Task to complete:
Count every line in the entries that contains "brug". Report that count alone.

(Lines of data)
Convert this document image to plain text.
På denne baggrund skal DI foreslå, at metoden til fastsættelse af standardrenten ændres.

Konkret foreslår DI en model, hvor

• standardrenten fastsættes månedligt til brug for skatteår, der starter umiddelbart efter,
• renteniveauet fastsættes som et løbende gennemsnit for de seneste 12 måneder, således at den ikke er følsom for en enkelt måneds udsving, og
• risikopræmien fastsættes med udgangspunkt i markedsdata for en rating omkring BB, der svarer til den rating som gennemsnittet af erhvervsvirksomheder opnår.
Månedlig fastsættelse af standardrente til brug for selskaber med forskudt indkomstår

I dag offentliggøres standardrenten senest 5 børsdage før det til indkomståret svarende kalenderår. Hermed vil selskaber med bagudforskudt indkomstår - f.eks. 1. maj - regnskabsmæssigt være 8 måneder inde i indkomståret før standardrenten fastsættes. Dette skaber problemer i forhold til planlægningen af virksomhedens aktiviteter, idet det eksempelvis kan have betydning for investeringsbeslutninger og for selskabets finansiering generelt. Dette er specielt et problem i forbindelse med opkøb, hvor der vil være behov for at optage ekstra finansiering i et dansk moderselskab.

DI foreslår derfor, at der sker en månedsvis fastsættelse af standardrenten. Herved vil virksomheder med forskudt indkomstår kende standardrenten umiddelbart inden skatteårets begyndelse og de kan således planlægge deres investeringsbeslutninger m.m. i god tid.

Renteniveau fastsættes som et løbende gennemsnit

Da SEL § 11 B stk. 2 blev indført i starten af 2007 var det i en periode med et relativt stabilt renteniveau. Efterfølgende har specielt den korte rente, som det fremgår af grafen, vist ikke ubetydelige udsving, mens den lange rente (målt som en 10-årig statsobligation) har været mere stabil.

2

Written response:
2